■ **Questions on the material**:
**1)** Decide whether each statement below agrees with the SharePoint 2010 text. Answer yes or no for each and quote the deciding words. (a) Business Connectivity Services replaces the Business Data Catalog. (b) With SharePoint 2007, developers could not pull data from systems such as SAP or Oracle. (c) In SharePoint 2010, deploying a customization can be done by hitting F5.
**2)** Retype the SharePoint 2010 text between "SharePoint 2010 allows" and "in Wayzata, Minn.", inclusive.
----- Exercise passage
SharePoint 2010 allows for external connections to running workflows, so users can send and receive external events from workflows, making it easier to communicate with running instances, says Phillip Wicklund, a senior SharePoint consultant with RBA Consulting, a Gold Certified Partner based in Wayzata, Minn.
"So maybe you have a workflow that's running some business process, but then you have another application totally outside that workflow that needs to send a message or pass some data to retrieve some information from it, like a status or something. It's that ability that's new with SharePoint 2010 that's pretty exciting," adds Wicklund, who is authoring the book "SharePoint 2010 Workflows in Action" (Manning Publications).
"Deploying customizations into SharePoint takes a pretty deep understanding of how things work in SharePoint 2007, but in 2010 a lot of it is abstracted. All you really do is hit F5 and it will do the deployment for you," Wicklund says.
"That's the biggest enhancement. Now you don't need to know how things work under the hood just to get your custom Web part in SharePoint, so it's just a lot easier to package up your customization whereas in 2007 that was the biggest roadblock for people -- just that learning curve, how do I build a Web part and how do I deploy it?"
Business Connectivity Services
SharePoint 2010 will also be popular for those who want to integrate SharePoint with external data sources such as information from SAP, Oracle or Lotus Notes, as well as custom apps.
With SharePoint 2007, developers could pull data from those systems but with the new Business Connectivity Services (or BCS, which replaces the Business Data Catalog), there's complete read-write data access. Also, Sieena's Duran points out that Microsoft made an important decision by making BCS available in the SharePoint Foundation Server. "They're going to be there for free, and you can use them to interact with SAP, with Oracle, with SQL Server and with XML services," he says.
----------
----- Information
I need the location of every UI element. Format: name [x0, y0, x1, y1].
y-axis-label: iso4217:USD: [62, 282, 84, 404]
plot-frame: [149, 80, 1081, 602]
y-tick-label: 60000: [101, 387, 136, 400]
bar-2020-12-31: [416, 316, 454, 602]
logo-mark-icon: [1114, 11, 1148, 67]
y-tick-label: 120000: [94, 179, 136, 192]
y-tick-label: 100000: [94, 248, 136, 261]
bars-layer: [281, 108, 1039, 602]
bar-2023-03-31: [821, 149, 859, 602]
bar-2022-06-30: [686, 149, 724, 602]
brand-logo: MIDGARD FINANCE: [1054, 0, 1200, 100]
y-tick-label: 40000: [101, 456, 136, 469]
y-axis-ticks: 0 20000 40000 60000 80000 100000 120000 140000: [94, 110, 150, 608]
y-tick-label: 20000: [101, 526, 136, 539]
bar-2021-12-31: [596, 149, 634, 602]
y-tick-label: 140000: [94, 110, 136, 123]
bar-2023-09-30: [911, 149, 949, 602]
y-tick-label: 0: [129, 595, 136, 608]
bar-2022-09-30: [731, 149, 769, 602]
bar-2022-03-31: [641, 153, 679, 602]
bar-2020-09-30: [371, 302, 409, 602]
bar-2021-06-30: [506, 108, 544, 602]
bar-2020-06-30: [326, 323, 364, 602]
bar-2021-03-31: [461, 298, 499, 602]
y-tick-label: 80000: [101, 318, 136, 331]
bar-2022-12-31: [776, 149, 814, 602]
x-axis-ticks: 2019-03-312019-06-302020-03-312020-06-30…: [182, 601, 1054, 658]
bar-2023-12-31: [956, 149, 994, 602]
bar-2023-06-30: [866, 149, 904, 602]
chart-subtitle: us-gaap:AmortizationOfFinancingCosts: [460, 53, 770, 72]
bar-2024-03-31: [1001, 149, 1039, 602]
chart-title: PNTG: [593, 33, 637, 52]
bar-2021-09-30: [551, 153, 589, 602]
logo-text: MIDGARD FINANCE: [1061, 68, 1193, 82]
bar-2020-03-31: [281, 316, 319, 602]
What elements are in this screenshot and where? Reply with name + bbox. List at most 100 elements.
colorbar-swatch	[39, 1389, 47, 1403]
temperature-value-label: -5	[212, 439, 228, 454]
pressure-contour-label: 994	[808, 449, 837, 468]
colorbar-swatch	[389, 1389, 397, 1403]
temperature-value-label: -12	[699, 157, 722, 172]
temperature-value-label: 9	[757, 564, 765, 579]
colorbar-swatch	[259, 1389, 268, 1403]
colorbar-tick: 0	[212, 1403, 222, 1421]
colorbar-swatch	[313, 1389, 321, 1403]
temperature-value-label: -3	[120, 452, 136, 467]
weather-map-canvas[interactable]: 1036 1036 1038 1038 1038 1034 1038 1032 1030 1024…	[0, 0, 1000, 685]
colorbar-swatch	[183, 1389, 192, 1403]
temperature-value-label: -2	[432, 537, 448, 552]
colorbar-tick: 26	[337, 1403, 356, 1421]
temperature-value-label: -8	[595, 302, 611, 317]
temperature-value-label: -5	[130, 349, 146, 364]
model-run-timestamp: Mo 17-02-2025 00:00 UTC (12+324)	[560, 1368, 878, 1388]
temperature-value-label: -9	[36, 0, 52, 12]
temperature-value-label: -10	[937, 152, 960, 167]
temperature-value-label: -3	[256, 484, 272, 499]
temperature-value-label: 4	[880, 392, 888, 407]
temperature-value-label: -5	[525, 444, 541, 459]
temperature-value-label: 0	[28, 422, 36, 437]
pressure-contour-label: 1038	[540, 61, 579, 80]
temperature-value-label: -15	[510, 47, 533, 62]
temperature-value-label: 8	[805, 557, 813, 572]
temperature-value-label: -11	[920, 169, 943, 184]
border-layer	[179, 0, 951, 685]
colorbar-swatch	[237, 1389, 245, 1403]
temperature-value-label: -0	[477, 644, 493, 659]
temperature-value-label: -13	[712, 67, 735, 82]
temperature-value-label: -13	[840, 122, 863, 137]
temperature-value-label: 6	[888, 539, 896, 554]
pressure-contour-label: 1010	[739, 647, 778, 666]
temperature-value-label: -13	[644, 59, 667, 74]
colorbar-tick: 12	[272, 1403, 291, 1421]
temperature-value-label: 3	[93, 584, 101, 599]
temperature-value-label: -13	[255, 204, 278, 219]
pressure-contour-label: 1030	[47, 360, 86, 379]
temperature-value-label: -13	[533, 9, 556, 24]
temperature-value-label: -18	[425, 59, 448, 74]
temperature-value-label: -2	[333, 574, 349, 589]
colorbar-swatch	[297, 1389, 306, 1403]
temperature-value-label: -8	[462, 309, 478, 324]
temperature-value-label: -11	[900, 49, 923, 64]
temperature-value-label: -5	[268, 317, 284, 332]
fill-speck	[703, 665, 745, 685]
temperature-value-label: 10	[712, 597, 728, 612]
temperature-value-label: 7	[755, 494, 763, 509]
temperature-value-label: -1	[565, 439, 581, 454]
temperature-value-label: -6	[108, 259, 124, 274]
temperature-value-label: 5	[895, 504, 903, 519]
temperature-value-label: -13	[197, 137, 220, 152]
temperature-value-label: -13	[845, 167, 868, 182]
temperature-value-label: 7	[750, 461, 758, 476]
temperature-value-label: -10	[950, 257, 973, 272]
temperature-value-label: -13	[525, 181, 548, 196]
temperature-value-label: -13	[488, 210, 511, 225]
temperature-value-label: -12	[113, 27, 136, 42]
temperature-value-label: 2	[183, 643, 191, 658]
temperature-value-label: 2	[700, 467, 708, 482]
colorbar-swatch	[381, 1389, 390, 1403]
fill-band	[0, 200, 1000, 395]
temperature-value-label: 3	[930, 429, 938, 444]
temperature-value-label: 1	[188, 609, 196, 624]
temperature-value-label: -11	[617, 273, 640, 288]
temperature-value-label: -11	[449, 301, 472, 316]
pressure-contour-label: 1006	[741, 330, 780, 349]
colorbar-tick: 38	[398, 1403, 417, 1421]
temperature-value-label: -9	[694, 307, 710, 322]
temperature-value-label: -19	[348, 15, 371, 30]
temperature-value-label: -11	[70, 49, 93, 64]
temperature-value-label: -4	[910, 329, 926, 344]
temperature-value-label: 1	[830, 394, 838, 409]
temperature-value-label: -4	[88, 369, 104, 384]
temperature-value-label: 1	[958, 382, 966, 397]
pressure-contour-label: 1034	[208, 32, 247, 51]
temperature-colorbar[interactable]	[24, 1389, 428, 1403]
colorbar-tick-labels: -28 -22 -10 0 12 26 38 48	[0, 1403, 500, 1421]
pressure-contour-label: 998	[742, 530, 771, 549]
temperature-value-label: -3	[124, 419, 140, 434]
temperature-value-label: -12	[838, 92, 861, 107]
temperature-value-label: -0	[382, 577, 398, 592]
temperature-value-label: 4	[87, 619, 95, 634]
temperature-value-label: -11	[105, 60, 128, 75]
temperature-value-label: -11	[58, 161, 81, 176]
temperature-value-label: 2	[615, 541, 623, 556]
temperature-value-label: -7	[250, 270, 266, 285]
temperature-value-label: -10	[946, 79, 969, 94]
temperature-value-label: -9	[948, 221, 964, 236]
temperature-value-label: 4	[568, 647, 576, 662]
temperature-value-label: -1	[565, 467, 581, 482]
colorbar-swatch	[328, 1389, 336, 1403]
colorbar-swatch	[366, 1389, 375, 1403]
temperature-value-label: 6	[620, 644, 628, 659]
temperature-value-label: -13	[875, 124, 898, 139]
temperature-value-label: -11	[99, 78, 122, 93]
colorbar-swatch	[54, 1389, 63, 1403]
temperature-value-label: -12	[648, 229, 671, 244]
----------
■ **Responses**:
**1)**
(a) Yes: "Business Connectivity Services (or BCS, which replaces the Business Data Catalog)"
(b) No: "With SharePoint 2007, developers could pull data from those systems"
(c) Yes: "All you really do is hit F5 and it will do the deployment for you"

**2)**
SharePoint 2010 allows for external connections to running workflows, so users can send and receive external events from workflows, making it easier to communicate with running instances, says Phillip Wicklund, a senior SharePoint consultant with RBA Consulting, a Gold Certified Partner based in Wayzata, Minn.